BEGIN Exercise materials

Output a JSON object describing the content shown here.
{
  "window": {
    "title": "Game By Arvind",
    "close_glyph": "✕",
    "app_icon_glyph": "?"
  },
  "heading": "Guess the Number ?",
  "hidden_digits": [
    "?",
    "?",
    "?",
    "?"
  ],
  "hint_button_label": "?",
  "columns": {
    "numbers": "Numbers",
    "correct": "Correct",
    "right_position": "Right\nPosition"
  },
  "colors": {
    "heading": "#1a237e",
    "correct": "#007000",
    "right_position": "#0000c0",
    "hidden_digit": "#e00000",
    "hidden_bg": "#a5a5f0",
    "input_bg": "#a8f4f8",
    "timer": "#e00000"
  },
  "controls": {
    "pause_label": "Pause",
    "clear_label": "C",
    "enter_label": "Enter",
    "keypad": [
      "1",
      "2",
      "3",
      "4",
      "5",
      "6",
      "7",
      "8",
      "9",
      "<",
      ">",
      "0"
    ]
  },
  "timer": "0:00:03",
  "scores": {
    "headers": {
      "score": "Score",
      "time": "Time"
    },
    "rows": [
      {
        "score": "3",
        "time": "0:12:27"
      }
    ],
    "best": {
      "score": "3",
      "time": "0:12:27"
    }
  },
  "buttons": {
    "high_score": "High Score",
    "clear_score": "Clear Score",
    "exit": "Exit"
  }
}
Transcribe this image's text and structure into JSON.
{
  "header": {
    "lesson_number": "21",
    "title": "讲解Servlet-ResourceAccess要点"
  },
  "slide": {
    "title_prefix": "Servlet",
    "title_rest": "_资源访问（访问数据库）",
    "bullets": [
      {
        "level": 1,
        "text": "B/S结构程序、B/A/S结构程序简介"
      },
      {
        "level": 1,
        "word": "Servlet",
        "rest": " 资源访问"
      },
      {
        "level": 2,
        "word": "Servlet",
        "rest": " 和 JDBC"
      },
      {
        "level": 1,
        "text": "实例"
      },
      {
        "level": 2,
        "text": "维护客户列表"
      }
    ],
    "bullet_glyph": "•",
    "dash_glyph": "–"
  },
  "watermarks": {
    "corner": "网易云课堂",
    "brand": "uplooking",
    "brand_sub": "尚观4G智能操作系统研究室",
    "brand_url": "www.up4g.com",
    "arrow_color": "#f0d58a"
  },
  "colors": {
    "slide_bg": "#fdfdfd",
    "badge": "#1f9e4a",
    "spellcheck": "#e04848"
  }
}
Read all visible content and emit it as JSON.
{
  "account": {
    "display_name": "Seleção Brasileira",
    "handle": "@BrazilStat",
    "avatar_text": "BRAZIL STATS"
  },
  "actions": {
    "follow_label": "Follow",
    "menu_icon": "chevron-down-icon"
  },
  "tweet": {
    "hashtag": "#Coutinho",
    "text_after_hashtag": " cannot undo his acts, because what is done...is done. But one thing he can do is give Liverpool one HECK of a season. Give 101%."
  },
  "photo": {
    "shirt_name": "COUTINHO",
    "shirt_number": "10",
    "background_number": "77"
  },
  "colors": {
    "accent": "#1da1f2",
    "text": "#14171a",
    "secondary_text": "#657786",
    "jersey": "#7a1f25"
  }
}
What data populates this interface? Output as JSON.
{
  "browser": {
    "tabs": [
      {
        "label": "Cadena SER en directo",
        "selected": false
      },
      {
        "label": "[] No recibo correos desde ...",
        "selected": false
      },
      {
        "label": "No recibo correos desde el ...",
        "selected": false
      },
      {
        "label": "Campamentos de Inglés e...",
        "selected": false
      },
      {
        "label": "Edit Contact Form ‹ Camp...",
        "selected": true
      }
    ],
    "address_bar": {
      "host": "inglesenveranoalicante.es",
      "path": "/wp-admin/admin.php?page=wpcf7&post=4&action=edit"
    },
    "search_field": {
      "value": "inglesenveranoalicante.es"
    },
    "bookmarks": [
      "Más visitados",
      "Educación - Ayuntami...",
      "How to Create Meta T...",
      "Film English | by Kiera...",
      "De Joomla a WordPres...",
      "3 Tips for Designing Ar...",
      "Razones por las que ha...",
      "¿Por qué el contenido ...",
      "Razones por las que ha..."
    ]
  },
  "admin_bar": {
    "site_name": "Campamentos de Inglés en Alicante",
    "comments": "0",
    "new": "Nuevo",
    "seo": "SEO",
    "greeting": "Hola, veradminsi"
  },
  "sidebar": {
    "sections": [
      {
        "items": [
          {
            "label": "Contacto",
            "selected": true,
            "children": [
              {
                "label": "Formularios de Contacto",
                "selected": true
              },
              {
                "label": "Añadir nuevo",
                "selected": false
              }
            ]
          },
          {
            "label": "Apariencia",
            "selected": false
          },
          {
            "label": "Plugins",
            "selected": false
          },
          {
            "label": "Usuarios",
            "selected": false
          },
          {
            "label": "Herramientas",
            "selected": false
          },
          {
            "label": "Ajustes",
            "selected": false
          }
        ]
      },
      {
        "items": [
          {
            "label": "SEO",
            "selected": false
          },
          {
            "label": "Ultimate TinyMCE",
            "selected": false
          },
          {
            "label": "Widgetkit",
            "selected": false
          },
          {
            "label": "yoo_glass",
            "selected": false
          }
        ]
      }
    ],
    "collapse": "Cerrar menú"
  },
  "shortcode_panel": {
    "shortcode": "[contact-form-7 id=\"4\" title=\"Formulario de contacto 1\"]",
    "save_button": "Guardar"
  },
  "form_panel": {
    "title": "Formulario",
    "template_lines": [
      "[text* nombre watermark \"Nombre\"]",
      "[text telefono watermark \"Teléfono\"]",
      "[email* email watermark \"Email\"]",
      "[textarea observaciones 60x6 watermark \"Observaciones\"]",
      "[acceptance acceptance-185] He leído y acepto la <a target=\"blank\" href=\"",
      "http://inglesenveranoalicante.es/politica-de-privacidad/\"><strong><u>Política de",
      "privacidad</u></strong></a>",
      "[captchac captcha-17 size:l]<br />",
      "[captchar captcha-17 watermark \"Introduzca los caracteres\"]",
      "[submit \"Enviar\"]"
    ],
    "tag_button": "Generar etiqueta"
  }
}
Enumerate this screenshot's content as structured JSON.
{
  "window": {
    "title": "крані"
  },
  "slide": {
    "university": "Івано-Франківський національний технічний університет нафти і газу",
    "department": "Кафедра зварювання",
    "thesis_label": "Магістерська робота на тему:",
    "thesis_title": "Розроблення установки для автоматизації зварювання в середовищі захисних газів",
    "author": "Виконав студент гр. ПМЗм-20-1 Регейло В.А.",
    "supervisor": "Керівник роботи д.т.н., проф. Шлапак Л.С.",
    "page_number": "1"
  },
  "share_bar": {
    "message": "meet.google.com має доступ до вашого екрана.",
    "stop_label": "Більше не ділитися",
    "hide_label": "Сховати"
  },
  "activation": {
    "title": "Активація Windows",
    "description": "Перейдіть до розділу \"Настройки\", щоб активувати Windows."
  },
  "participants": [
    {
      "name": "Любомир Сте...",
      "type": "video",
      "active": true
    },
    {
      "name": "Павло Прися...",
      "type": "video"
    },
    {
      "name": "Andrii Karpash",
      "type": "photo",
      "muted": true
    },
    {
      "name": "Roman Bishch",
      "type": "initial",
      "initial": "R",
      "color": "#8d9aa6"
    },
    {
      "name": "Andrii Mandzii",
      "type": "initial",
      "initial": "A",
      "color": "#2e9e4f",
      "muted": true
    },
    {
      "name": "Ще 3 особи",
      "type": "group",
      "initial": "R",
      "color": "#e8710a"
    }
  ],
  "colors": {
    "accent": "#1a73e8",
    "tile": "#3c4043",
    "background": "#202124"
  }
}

END Exercise materials

Task description → Your answer should be a single number: the count of lines in the material above that contain "true".

Final result → 6